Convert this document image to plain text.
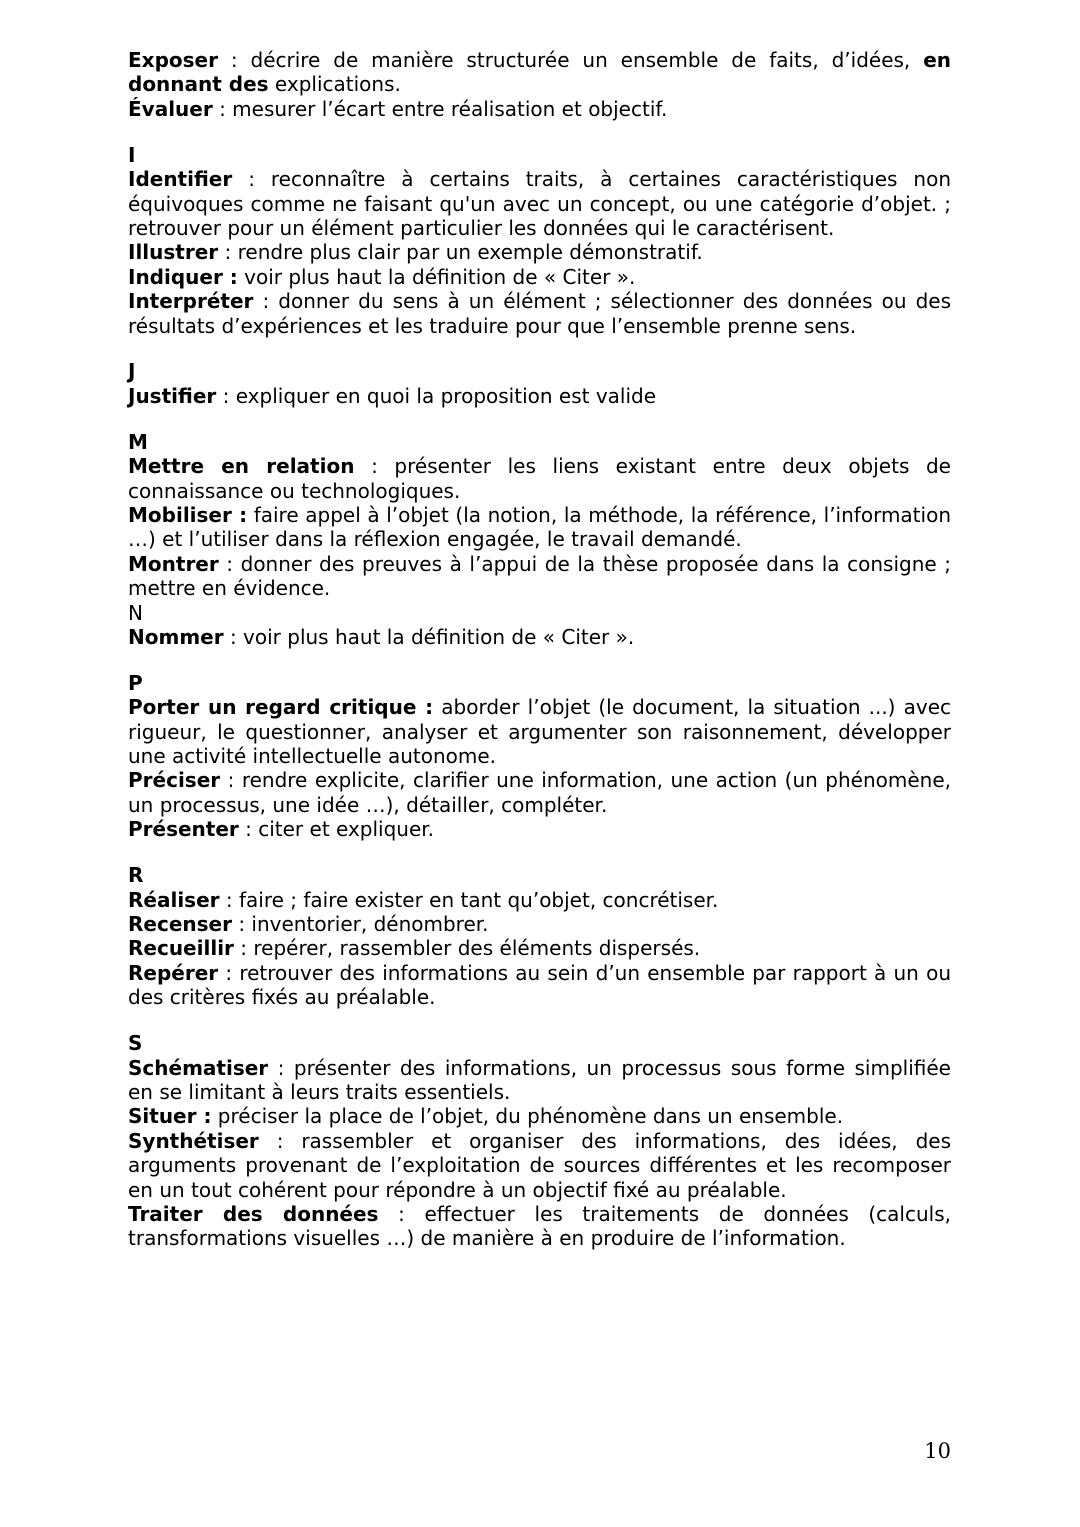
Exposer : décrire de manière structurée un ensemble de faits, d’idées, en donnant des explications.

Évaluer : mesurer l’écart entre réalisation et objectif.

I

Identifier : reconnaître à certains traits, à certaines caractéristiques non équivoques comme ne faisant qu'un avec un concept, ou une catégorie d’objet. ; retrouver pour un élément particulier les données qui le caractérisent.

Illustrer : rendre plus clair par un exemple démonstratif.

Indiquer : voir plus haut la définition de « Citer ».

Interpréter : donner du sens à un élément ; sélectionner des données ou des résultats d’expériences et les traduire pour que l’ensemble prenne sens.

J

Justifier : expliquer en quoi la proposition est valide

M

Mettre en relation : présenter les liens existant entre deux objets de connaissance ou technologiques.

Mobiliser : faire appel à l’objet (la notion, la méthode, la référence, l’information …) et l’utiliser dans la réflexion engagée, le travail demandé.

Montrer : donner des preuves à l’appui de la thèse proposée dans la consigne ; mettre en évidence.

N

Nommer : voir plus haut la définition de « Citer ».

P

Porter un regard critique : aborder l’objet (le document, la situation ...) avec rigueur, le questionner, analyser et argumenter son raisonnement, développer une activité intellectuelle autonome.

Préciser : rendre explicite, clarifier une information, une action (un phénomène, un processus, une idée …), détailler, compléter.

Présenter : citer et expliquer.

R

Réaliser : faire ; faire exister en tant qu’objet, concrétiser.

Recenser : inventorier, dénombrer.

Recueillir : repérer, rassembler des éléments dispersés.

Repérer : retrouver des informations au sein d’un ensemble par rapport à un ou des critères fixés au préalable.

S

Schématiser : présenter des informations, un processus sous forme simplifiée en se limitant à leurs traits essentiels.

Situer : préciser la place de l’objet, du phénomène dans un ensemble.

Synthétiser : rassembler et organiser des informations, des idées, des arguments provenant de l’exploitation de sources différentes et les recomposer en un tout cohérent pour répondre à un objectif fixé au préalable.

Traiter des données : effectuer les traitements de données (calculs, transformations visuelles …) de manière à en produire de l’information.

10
^^^^
Keep the pictures out of the copy and return the rest of the data above exactly.

■ THE RESPONSE
Convert this document image to plain text.
Exposer : décrire de manière structurée un ensemble de faits, d’idées, en donnant des explications.

Évaluer : mesurer l’écart entre réalisation et objectif.

I

Identifier : reconnaître à certains traits, à certaines caractéristiques non équivoques comme ne faisant qu'un avec un concept, ou une catégorie d’objet. ; retrouver pour un élément particulier les données qui le caractérisent.

Illustrer : rendre plus clair par un exemple démonstratif.

Indiquer : voir plus haut la définition de « Citer ».

Interpréter : donner du sens à un élément ; sélectionner des données ou des résultats d’expériences et les traduire pour que l’ensemble prenne sens.

J

Justifier : expliquer en quoi la proposition est valide

M

Mettre en relation : présenter les liens existant entre deux objets de connaissance ou technologiques.

Mobiliser : faire appel à l’objet (la notion, la méthode, la référence, l’information …) et l’utiliser dans la réflexion engagée, le travail demandé.

Montrer : donner des preuves à l’appui de la thèse proposée dans la consigne ; mettre en évidence.

N

Nommer : voir plus haut la définition de « Citer ».

P

Porter un regard critique : aborder l’objet (le document, la situation ...) avec rigueur, le questionner, analyser et argumenter son raisonnement, développer une activité intellectuelle autonome.

Préciser : rendre explicite, clarifier une information, une action (un phénomène, un processus, une idée …), détailler, compléter.

Présenter : citer et expliquer.

R

Réaliser : faire ; faire exister en tant qu’objet, concrétiser.

Recenser : inventorier, dénombrer.

Recueillir : repérer, rassembler des éléments dispersés.

Repérer : retrouver des informations au sein d’un ensemble par rapport à un ou des critères fixés au préalable.

S

Schématiser : présenter des informations, un processus sous forme simplifiée en se limitant à leurs traits essentiels.

Situer : préciser la place de l’objet, du phénomène dans un ensemble.

Synthétiser : rassembler et organiser des informations, des idées, des arguments provenant de l’exploitation de sources différentes et les recomposer en un tout cohérent pour répondre à un objectif fixé au préalable.

Traiter des données : effectuer les traitements de données (calculs, transformations visuelles …) de manière à en produire de l’information.

10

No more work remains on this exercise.